_Problem statement:_
Write out each line in which the string "solides" is present.

_Dataset content:_
▼
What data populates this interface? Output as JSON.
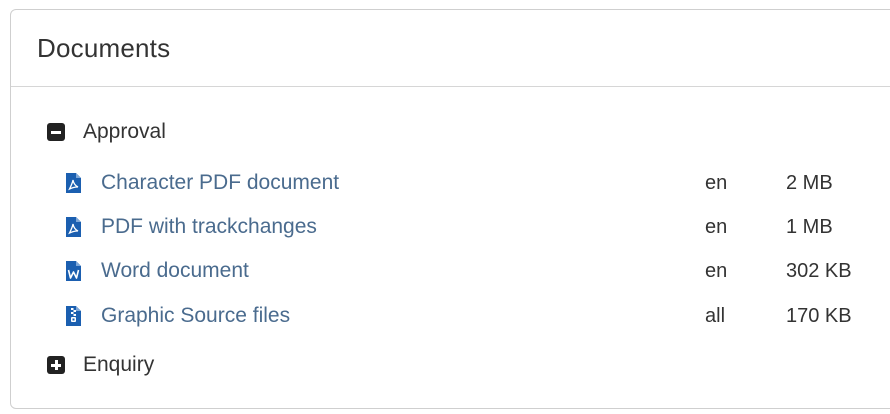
{
  "panel": {
    "title": "Documents"
  },
  "groups": [
    {
      "label": "Approval",
      "state": "expanded",
      "documents": [
        {
          "name": "Character PDF document",
          "lang": "en",
          "size": "2 MB",
          "icon": "pdf-file-icon"
        },
        {
          "name": "PDF with trackchanges",
          "lang": "en",
          "size": "1 MB",
          "icon": "pdf-file-icon"
        },
        {
          "name": "Word document",
          "lang": "en",
          "size": "302 KB",
          "icon": "word-file-icon"
        },
        {
          "name": "Graphic Source files",
          "lang": "all",
          "size": "170 KB",
          "icon": "zip-file-icon"
        }
      ]
    },
    {
      "label": "Enquiry",
      "state": "collapsed",
      "documents": []
    }
  ],
  "colors": {
    "link": "#4a6b8e",
    "icon": "#1b5fb0",
    "text": "#333333",
    "border": "#cfcfcf"
  }
}
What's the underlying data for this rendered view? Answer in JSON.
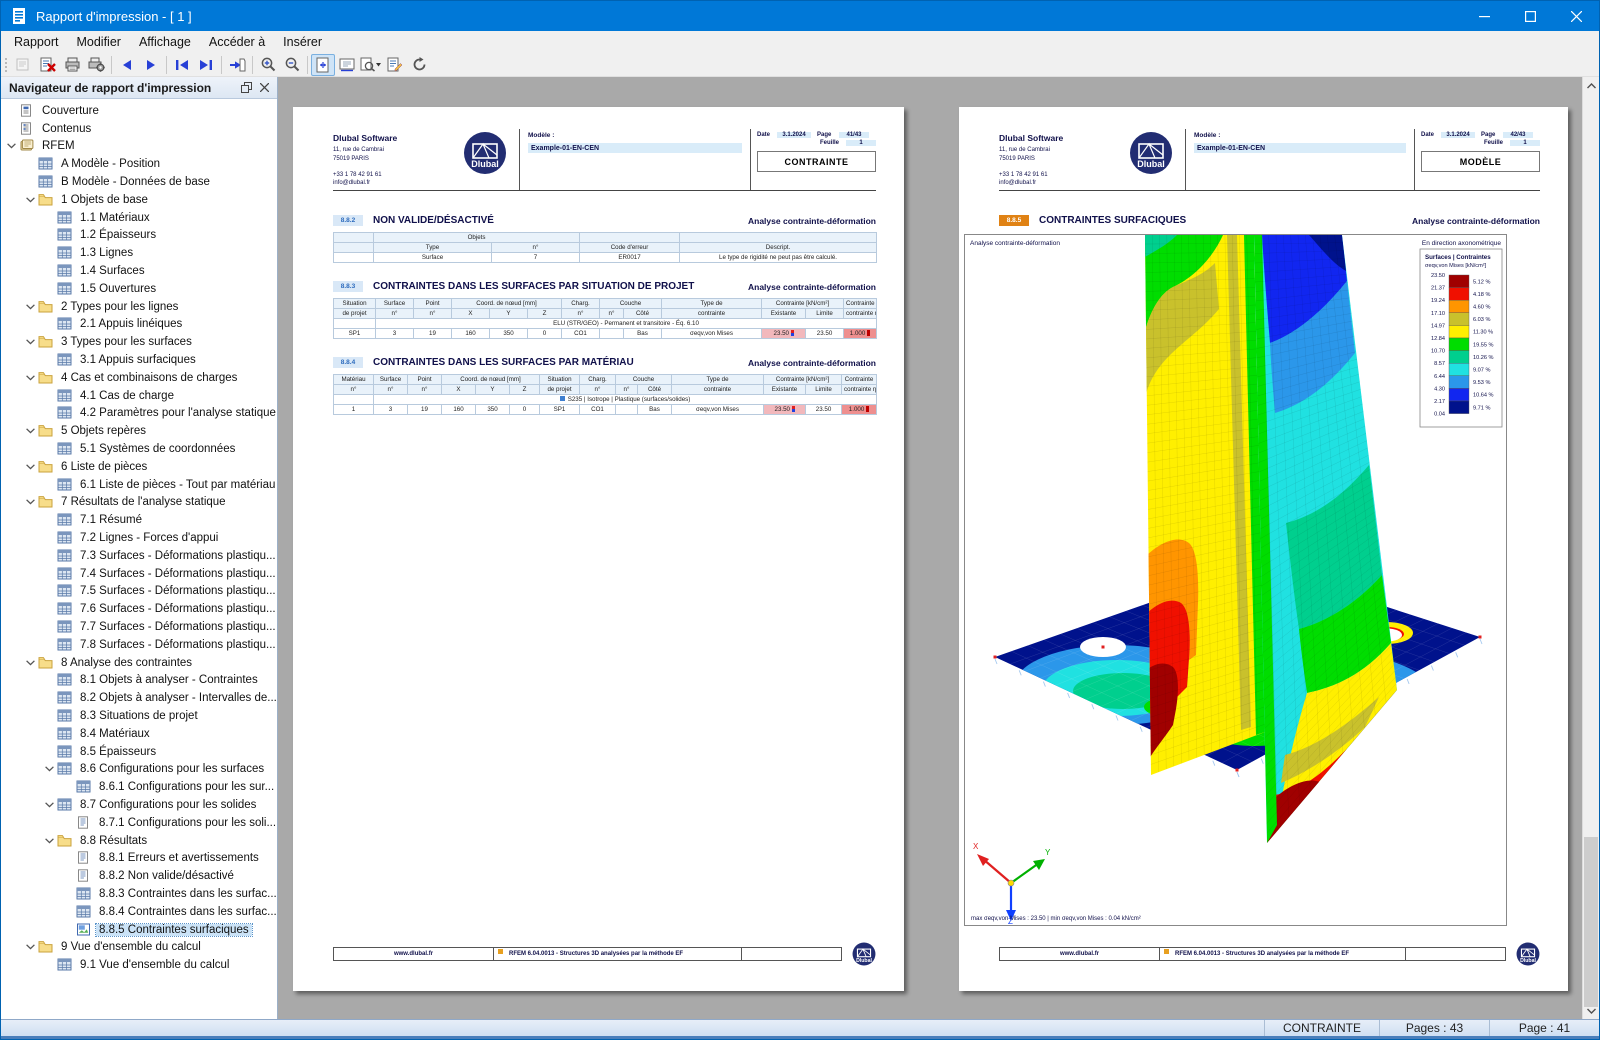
{
  "window": {
    "title": "Rapport d'impression - [ 1 ]"
  },
  "menu": [
    "Rapport",
    "Modifier",
    "Affichage",
    "Accéder à",
    "Insérer"
  ],
  "toolbar": [
    {
      "icon": "open-report",
      "disabled": true
    },
    {
      "icon": "delete-page"
    },
    {
      "icon": "print"
    },
    {
      "icon": "print-setup"
    },
    {
      "sep": true
    },
    {
      "icon": "prev-page"
    },
    {
      "icon": "next-page"
    },
    {
      "sep": true
    },
    {
      "icon": "first-page"
    },
    {
      "icon": "last-page"
    },
    {
      "sep": true
    },
    {
      "icon": "goto-page"
    },
    {
      "sep": true
    },
    {
      "icon": "zoom-in"
    },
    {
      "icon": "zoom-out"
    },
    {
      "sep": true
    },
    {
      "icon": "fit-page",
      "active": true
    },
    {
      "icon": "fit-width"
    },
    {
      "icon": "preview-dropdown"
    },
    {
      "icon": "edit-page"
    },
    {
      "icon": "refresh"
    }
  ],
  "navigator": {
    "title": "Navigateur de rapport d'impression",
    "items": [
      {
        "label": "Couverture",
        "level": 1,
        "icon": "doc-cover"
      },
      {
        "label": "Contenus",
        "level": 1,
        "icon": "doc-toc"
      },
      {
        "label": "RFEM",
        "level": 1,
        "icon": "rfem",
        "chevron": true
      },
      {
        "label": "A Modèle - Position",
        "level": 2,
        "icon": "table"
      },
      {
        "label": "B Modèle - Données de base",
        "level": 2,
        "icon": "table"
      },
      {
        "label": "1 Objets de base",
        "level": 2,
        "icon": "folder",
        "chevron": true
      },
      {
        "label": "1.1 Matériaux",
        "level": 3,
        "icon": "table"
      },
      {
        "label": "1.2 Épaisseurs",
        "level": 3,
        "icon": "table"
      },
      {
        "label": "1.3 Lignes",
        "level": 3,
        "icon": "table"
      },
      {
        "label": "1.4 Surfaces",
        "level": 3,
        "icon": "table"
      },
      {
        "label": "1.5 Ouvertures",
        "level": 3,
        "icon": "table"
      },
      {
        "label": "2 Types pour les lignes",
        "level": 2,
        "icon": "folder",
        "chevron": true
      },
      {
        "label": "2.1 Appuis linéiques",
        "level": 3,
        "icon": "table"
      },
      {
        "label": "3 Types pour les surfaces",
        "level": 2,
        "icon": "folder",
        "chevron": true
      },
      {
        "label": "3.1 Appuis surfaciques",
        "level": 3,
        "icon": "table"
      },
      {
        "label": "4 Cas et combinaisons de charges",
        "level": 2,
        "icon": "folder",
        "chevron": true
      },
      {
        "label": "4.1 Cas de charge",
        "level": 3,
        "icon": "table"
      },
      {
        "label": "4.2 Paramètres pour l'analyse statique",
        "level": 3,
        "icon": "table"
      },
      {
        "label": "5 Objets repères",
        "level": 2,
        "icon": "folder",
        "chevron": true
      },
      {
        "label": "5.1 Systèmes de coordonnées",
        "level": 3,
        "icon": "table"
      },
      {
        "label": "6 Liste de pièces",
        "level": 2,
        "icon": "folder",
        "chevron": true
      },
      {
        "label": "6.1 Liste de pièces - Tout par matériau",
        "level": 3,
        "icon": "table"
      },
      {
        "label": "7 Résultats de l'analyse statique",
        "level": 2,
        "icon": "folder",
        "chevron": true
      },
      {
        "label": "7.1 Résumé",
        "level": 3,
        "icon": "table"
      },
      {
        "label": "7.2 Lignes - Forces d'appui",
        "level": 3,
        "icon": "table"
      },
      {
        "label": "7.3 Surfaces - Déformations plastiqu...",
        "level": 3,
        "icon": "table"
      },
      {
        "label": "7.4 Surfaces - Déformations plastiqu...",
        "level": 3,
        "icon": "table"
      },
      {
        "label": "7.5 Surfaces - Déformations plastiqu...",
        "level": 3,
        "icon": "table"
      },
      {
        "label": "7.6 Surfaces - Déformations plastiqu...",
        "level": 3,
        "icon": "table"
      },
      {
        "label": "7.7 Surfaces - Déformations plastiqu...",
        "level": 3,
        "icon": "table"
      },
      {
        "label": "7.8 Surfaces - Déformations plastiqu...",
        "level": 3,
        "icon": "table"
      },
      {
        "label": "8 Analyse des contraintes",
        "level": 2,
        "icon": "folder",
        "chevron": true
      },
      {
        "label": "8.1 Objets à analyser - Contraintes",
        "level": 3,
        "icon": "table"
      },
      {
        "label": "8.2 Objets à analyser - Intervalles de...",
        "level": 3,
        "icon": "table"
      },
      {
        "label": "8.3 Situations de projet",
        "level": 3,
        "icon": "table"
      },
      {
        "label": "8.4 Matériaux",
        "level": 3,
        "icon": "table"
      },
      {
        "label": "8.5 Épaisseurs",
        "level": 3,
        "icon": "table"
      },
      {
        "label": "8.6 Configurations pour les surfaces",
        "level": 3,
        "icon": "table",
        "chevron": true
      },
      {
        "label": "8.6.1 Configurations pour les sur...",
        "level": 4,
        "icon": "table"
      },
      {
        "label": "8.7 Configurations pour les solides",
        "level": 3,
        "icon": "table",
        "chevron": true
      },
      {
        "label": "8.7.1 Configurations pour les soli...",
        "level": 4,
        "icon": "doc"
      },
      {
        "label": "8.8 Résultats",
        "level": 3,
        "icon": "folder",
        "chevron": true
      },
      {
        "label": "8.8.1 Erreurs et avertissements",
        "level": 4,
        "icon": "doc"
      },
      {
        "label": "8.8.2 Non valide/désactivé",
        "level": 4,
        "icon": "doc"
      },
      {
        "label": "8.8.3 Contraintes dans les surfac...",
        "level": 4,
        "icon": "table"
      },
      {
        "label": "8.8.4 Contraintes dans les surfac...",
        "level": 4,
        "icon": "table"
      },
      {
        "label": "8.8.5 Contraintes surfaciques",
        "level": 4,
        "icon": "image",
        "selected": true
      },
      {
        "label": "9 Vue d'ensemble du calcul",
        "level": 2,
        "icon": "folder",
        "chevron": true
      },
      {
        "label": "9.1 Vue d'ensemble du calcul",
        "level": 3,
        "icon": "table"
      }
    ]
  },
  "pages": [
    {
      "company": "Dlubal Software",
      "addr1": "11, rue de Cambrai",
      "addr2": "75019 PARIS",
      "phone": "+33 1 78 42 91 61",
      "email": "info@dlubal.fr",
      "logo_text": "Dlubal",
      "modele_label": "Modèle :",
      "modele_value": "Example-01-EN-CEN",
      "date_label": "Date",
      "date_value": "3.1.2024",
      "page_label": "Page",
      "page_value": "41/43",
      "feuille_label": "Feuille",
      "feuille_value": "1",
      "box_label": "CONTRAINTE",
      "footer_site": "www.dlubal.fr",
      "footer_app": "RFEM 6.04.0013 - Structures 3D analysées par la méthode EF"
    },
    {
      "company": "Dlubal Software",
      "addr1": "11, rue de Cambrai",
      "addr2": "75019 PARIS",
      "phone": "+33 1 78 42 91 61",
      "email": "info@dlubal.fr",
      "logo_text": "Dlubal",
      "modele_label": "Modèle :",
      "modele_value": "Example-01-EN-CEN",
      "date_label": "Date",
      "date_value": "3.1.2024",
      "page_label": "Page",
      "page_value": "42/43",
      "feuille_label": "Feuille",
      "feuille_value": "1",
      "box_label": "MODÈLE",
      "footer_site": "www.dlubal.fr",
      "footer_app": "RFEM 6.04.0013 - Structures 3D analysées par la méthode EF"
    }
  ],
  "page1_sections": [
    {
      "badge": "8.8.2",
      "title": "NON VALIDE/DÉSACTIVÉ",
      "right": "Analyse contrainte-déformation",
      "table": {
        "widths": [
          40,
          118,
          88,
          100,
          197
        ],
        "head": [
          [
            {
              "t": ""
            },
            {
              "t": "Objets",
              "cs": 2
            },
            {
              "t": ""
            },
            {
              "t": ""
            }
          ],
          [
            {
              "t": ""
            },
            {
              "t": "Type"
            },
            {
              "t": "n°"
            },
            {
              "t": "Code d'erreur"
            },
            {
              "t": "Descript."
            }
          ]
        ],
        "rows": [
          [
            {
              "t": ""
            },
            {
              "t": "Surface",
              "a": "l"
            },
            {
              "t": "7",
              "a": "l"
            },
            {
              "t": "ER0017",
              "a": "r"
            },
            {
              "t": "Le type de rigidité ne peut pas être calculé.",
              "a": "l"
            }
          ]
        ]
      }
    },
    {
      "badge": "8.8.3",
      "title": "CONTRAINTES DANS LES SURFACES PAR SITUATION DE PROJET",
      "right": "Analyse contrainte-déformation",
      "table": {
        "widths": [
          42,
          38,
          38,
          38,
          38,
          34,
          38,
          24,
          38,
          100,
          44,
          38,
          33
        ],
        "head": [
          [
            {
              "t": "Situation"
            },
            {
              "t": "Surface"
            },
            {
              "t": "Point"
            },
            {
              "t": "Coord. de nœud [mm]",
              "cs": 3
            },
            {
              "t": "Charg."
            },
            {
              "t": "Couche",
              "cs": 2
            },
            {
              "t": "Type de"
            },
            {
              "t": "Contrainte [kN/cm²]",
              "cs": 2
            },
            {
              "t": "Contrainte"
            }
          ],
          [
            {
              "t": "de projet"
            },
            {
              "t": "n°"
            },
            {
              "t": "n°"
            },
            {
              "t": "X"
            },
            {
              "t": "Y"
            },
            {
              "t": "Z"
            },
            {
              "t": "n°"
            },
            {
              "t": "n°"
            },
            {
              "t": "Côté"
            },
            {
              "t": "contrainte"
            },
            {
              "t": "Existante"
            },
            {
              "t": "Limite"
            },
            {
              "t": "contrainte η [-]"
            }
          ]
        ],
        "rows": [
          [
            {
              "t": ""
            },
            {
              "t": "ELU (STR/GEO) - Permanent et transitoire - Éq. 6.10",
              "cs": 12,
              "a": "l",
              "cls": "group"
            }
          ],
          [
            {
              "t": "SP1"
            },
            {
              "t": "3"
            },
            {
              "t": "19"
            },
            {
              "t": "160",
              "a": "r"
            },
            {
              "t": "350",
              "a": "r"
            },
            {
              "t": "0",
              "a": "r"
            },
            {
              "t": "CO1"
            },
            {
              "t": ""
            },
            {
              "t": "Bas"
            },
            {
              "t": "σeqv,von Mises",
              "a": "l"
            },
            {
              "t": "23.50",
              "a": "r",
              "cls": "pink"
            },
            {
              "t": "23.50",
              "a": "r"
            },
            {
              "t": "1.000",
              "a": "r",
              "cls": "redcell"
            }
          ]
        ]
      }
    },
    {
      "badge": "8.8.4",
      "title": "CONTRAINTES DANS LES SURFACES PAR MATÉRIAU",
      "right": "Analyse contrainte-déformation",
      "table": {
        "widths": [
          40,
          34,
          34,
          34,
          34,
          30,
          40,
          36,
          22,
          34,
          92,
          42,
          36,
          35
        ],
        "head": [
          [
            {
              "t": "Matériau"
            },
            {
              "t": "Surface"
            },
            {
              "t": "Point"
            },
            {
              "t": "Coord. de nœud [mm]",
              "cs": 3
            },
            {
              "t": "Situation"
            },
            {
              "t": "Charg."
            },
            {
              "t": "Couche",
              "cs": 2
            },
            {
              "t": "Type de"
            },
            {
              "t": "Contrainte [kN/cm²]",
              "cs": 2
            },
            {
              "t": "Contrainte"
            }
          ],
          [
            {
              "t": "n°"
            },
            {
              "t": "n°"
            },
            {
              "t": "n°"
            },
            {
              "t": "X"
            },
            {
              "t": "Y"
            },
            {
              "t": "Z"
            },
            {
              "t": "de projet"
            },
            {
              "t": "n°"
            },
            {
              "t": "n°"
            },
            {
              "t": "Côté"
            },
            {
              "t": "contrainte"
            },
            {
              "t": "Existante"
            },
            {
              "t": "Limite"
            },
            {
              "t": "contrainte η [-]"
            }
          ]
        ],
        "rows": [
          [
            {
              "t": ""
            },
            {
              "t": "S235 | Isotrope | Plastique (surfaces/solides)",
              "cs": 13,
              "a": "l",
              "cls": "group",
              "mat": true
            }
          ],
          [
            {
              "t": "1"
            },
            {
              "t": "3"
            },
            {
              "t": "19"
            },
            {
              "t": "160",
              "a": "r"
            },
            {
              "t": "350",
              "a": "r"
            },
            {
              "t": "0",
              "a": "r"
            },
            {
              "t": "SP1"
            },
            {
              "t": "CO1"
            },
            {
              "t": ""
            },
            {
              "t": "Bas"
            },
            {
              "t": "σeqv,von Mises",
              "a": "l"
            },
            {
              "t": "23.50",
              "a": "r",
              "cls": "pink"
            },
            {
              "t": "23.50",
              "a": "r"
            },
            {
              "t": "1.000",
              "a": "r",
              "cls": "redcell"
            }
          ]
        ]
      }
    }
  ],
  "page2_section": {
    "badge": "8.8.5",
    "title": "CONTRAINTES SURFACIQUES",
    "right": "Analyse contrainte-déformation",
    "plot": {
      "top_left": "Analyse contrainte-déformation",
      "top_right": "En direction axonométrique",
      "legend": {
        "title": "Surfaces | Contraintes",
        "subtitle": "σeqv,von Mises [kN/cm²]",
        "values": [
          "23.50",
          "21.37",
          "19.24",
          "17.10",
          "14.97",
          "12.84",
          "10.70",
          "8.57",
          "6.44",
          "4.30",
          "2.17",
          "0.04"
        ],
        "percents": [
          "5.12 %",
          "4.18 %",
          "4.60 %",
          "6.03 %",
          "11.30 %",
          "19.55 %",
          "10.26 %",
          "9.07 %",
          "9.53 %",
          "10.64 %",
          "9.71 %"
        ],
        "colors": [
          "#a00000",
          "#f01000",
          "#ff9500",
          "#c9c12c",
          "#ffef00",
          "#00dd00",
          "#00cf8e",
          "#20e1e1",
          "#2b97ea",
          "#1126f0",
          "#00128c"
        ]
      },
      "axes": {
        "x": "X",
        "y": "Y",
        "z": "Z",
        "x_color": "#e02020",
        "y_color": "#00b000",
        "z_color": "#1040ff"
      },
      "maxmin": "max σeqv,von Mises : 23.50  |  min σeqv,von Mises : 0.04 kN/cm²"
    }
  },
  "statusbar": {
    "mode": "CONTRAINTE",
    "pages": "Pages : 43",
    "page": "Page : 41"
  }
}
▲
_The solution:_
        "label": "8.7 Configurations pour les solides",
              "t": "S235 | Isotrope | Plastique (surfaces/solides)",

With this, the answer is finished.